[WRITTEN TASK] All of the data that follows should be retyped exactly, please, except the pictures.

[DATA SUPPLIED]
━━━━

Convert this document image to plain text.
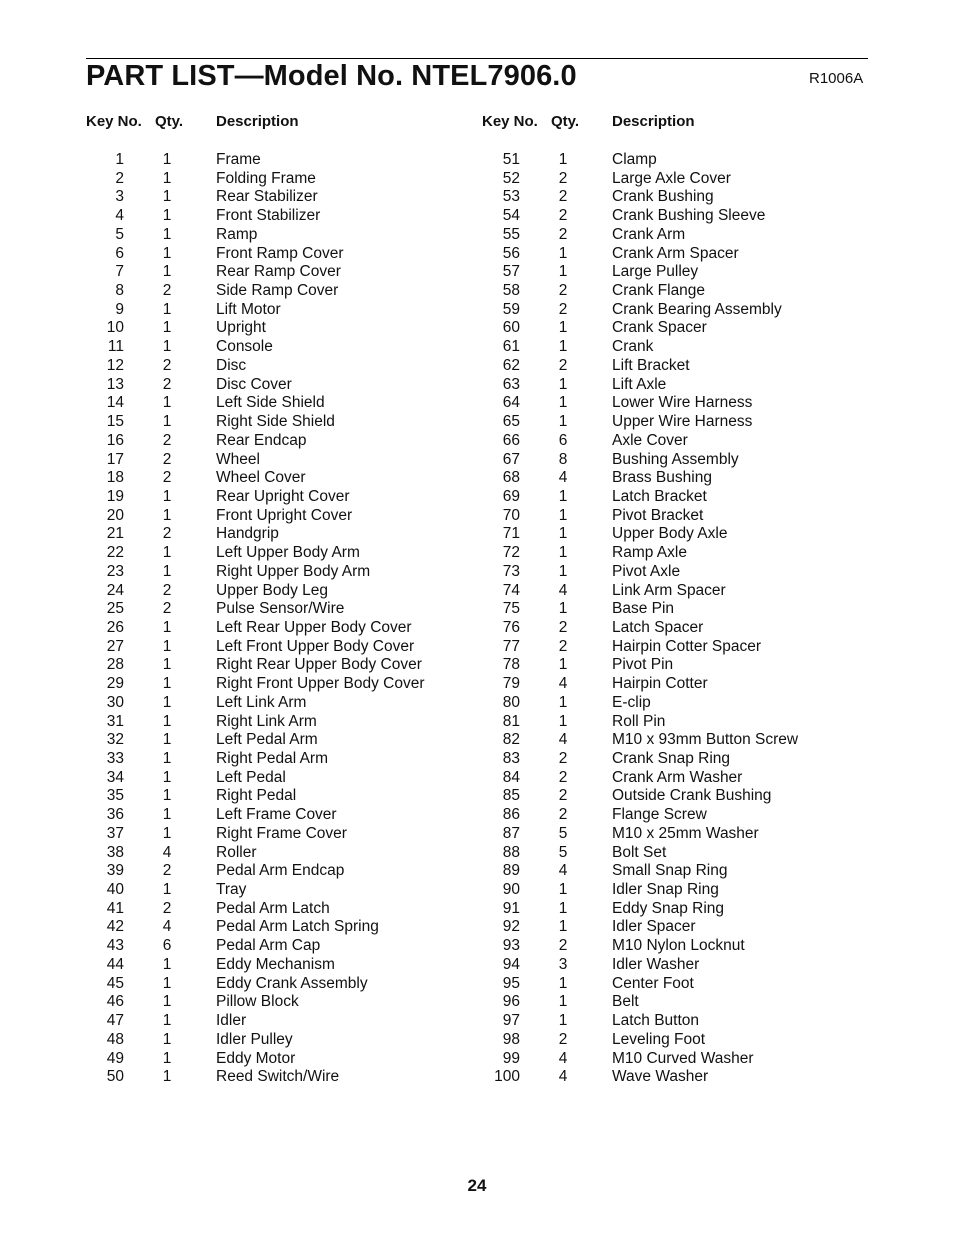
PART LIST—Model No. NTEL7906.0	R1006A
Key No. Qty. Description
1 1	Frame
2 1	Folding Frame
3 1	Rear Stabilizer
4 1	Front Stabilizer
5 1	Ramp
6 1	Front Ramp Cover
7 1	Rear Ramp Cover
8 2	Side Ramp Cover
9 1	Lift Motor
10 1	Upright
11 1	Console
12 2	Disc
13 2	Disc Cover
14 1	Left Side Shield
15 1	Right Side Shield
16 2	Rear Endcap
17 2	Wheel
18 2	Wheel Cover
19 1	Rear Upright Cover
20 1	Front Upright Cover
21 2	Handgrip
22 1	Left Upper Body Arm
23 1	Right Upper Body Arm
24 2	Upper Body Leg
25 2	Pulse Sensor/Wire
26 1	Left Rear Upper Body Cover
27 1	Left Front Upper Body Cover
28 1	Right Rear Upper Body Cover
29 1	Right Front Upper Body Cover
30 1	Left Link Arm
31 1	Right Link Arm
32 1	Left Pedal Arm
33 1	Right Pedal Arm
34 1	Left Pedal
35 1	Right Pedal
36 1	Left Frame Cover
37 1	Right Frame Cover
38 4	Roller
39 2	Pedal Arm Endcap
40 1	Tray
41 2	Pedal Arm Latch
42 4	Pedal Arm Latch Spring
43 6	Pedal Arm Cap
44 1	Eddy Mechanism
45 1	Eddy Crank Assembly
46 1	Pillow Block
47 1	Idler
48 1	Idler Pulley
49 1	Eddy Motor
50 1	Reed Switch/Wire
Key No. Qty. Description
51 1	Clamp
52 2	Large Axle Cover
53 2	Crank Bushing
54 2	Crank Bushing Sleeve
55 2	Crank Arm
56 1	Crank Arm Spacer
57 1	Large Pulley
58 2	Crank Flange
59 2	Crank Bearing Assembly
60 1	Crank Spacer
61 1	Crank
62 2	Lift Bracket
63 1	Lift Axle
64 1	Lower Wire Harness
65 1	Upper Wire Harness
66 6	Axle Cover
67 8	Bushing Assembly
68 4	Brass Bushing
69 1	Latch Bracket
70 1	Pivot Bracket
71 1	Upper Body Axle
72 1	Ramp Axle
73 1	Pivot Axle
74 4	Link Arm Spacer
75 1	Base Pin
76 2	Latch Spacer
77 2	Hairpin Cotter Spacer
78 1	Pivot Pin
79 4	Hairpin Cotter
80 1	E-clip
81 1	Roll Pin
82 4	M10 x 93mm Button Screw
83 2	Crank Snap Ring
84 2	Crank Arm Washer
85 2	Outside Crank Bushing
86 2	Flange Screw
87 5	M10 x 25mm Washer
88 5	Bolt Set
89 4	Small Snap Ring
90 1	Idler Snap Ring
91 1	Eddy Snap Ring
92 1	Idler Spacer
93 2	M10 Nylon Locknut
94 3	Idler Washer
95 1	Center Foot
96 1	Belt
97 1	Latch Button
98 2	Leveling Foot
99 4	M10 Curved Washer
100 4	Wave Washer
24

━━━━

[RESPONSE TO THIS TASK]
Convert this document image to plain text.
PART LIST—Model No. NTEL7906.0	R1006A
Key No. Qty. Description
1 1	Frame
2 1	Folding Frame
3 1	Rear Stabilizer
4 1	Front Stabilizer
5 1	Ramp
6 1	Front Ramp Cover
7 1	Rear Ramp Cover
8 2	Side Ramp Cover
9 1	Lift Motor
10 1	Upright
11 1	Console
12 2	Disc
13 2	Disc Cover
14 1	Left Side Shield
15 1	Right Side Shield
16 2	Rear Endcap
17 2	Wheel
18 2	Wheel Cover
19 1	Rear Upright Cover
20 1	Front Upright Cover
21 2	Handgrip
22 1	Left Upper Body Arm
23 1	Right Upper Body Arm
24 2	Upper Body Leg
25 2	Pulse Sensor/Wire
26 1	Left Rear Upper Body Cover
27 1	Left Front Upper Body Cover
28 1	Right Rear Upper Body Cover
29 1	Right Front Upper Body Cover
30 1	Left Link Arm
31 1	Right Link Arm
32 1	Left Pedal Arm
33 1	Right Pedal Arm
34 1	Left Pedal
35 1	Right Pedal
36 1	Left Frame Cover
37 1	Right Frame Cover
38 4	Roller
39 2	Pedal Arm Endcap
40 1	Tray
41 2	Pedal Arm Latch
42 4	Pedal Arm Latch Spring
43 6	Pedal Arm Cap
44 1	Eddy Mechanism
45 1	Eddy Crank Assembly
46 1	Pillow Block
47 1	Idler
48 1	Idler Pulley
49 1	Eddy Motor
50 1	Reed Switch/Wire
Key No. Qty. Description
51 1	Clamp
52 2	Large Axle Cover
53 2	Crank Bushing
54 2	Crank Bushing Sleeve
55 2	Crank Arm
56 1	Crank Arm Spacer
57 1	Large Pulley
58 2	Crank Flange
59 2	Crank Bearing Assembly
60 1	Crank Spacer
61 1	Crank
62 2	Lift Bracket
63 1	Lift Axle
64 1	Lower Wire Harness
65 1	Upper Wire Harness
66 6	Axle Cover
67 8	Bushing Assembly
68 4	Brass Bushing
69 1	Latch Bracket
70 1	Pivot Bracket
71 1	Upper Body Axle
72 1	Ramp Axle
73 1	Pivot Axle
74 4	Link Arm Spacer
75 1	Base Pin
76 2	Latch Spacer
77 2	Hairpin Cotter Spacer
78 1	Pivot Pin
79 4	Hairpin Cotter
80 1	E-clip
81 1	Roll Pin
82 4	M10 x 93mm Button Screw
83 2	Crank Snap Ring
84 2	Crank Arm Washer
85 2	Outside Crank Bushing
86 2	Flange Screw
87 5	M10 x 25mm Washer
88 5	Bolt Set
89 4	Small Snap Ring
90 1	Idler Snap Ring
91 1	Eddy Snap Ring
92 1	Idler Spacer
93 2	M10 Nylon Locknut
94 3	Idler Washer
95 1	Center Foot
96 1	Belt
97 1	Latch Button
98 2	Leveling Foot
99 4	M10 Curved Washer
100 4	Wave Washer
24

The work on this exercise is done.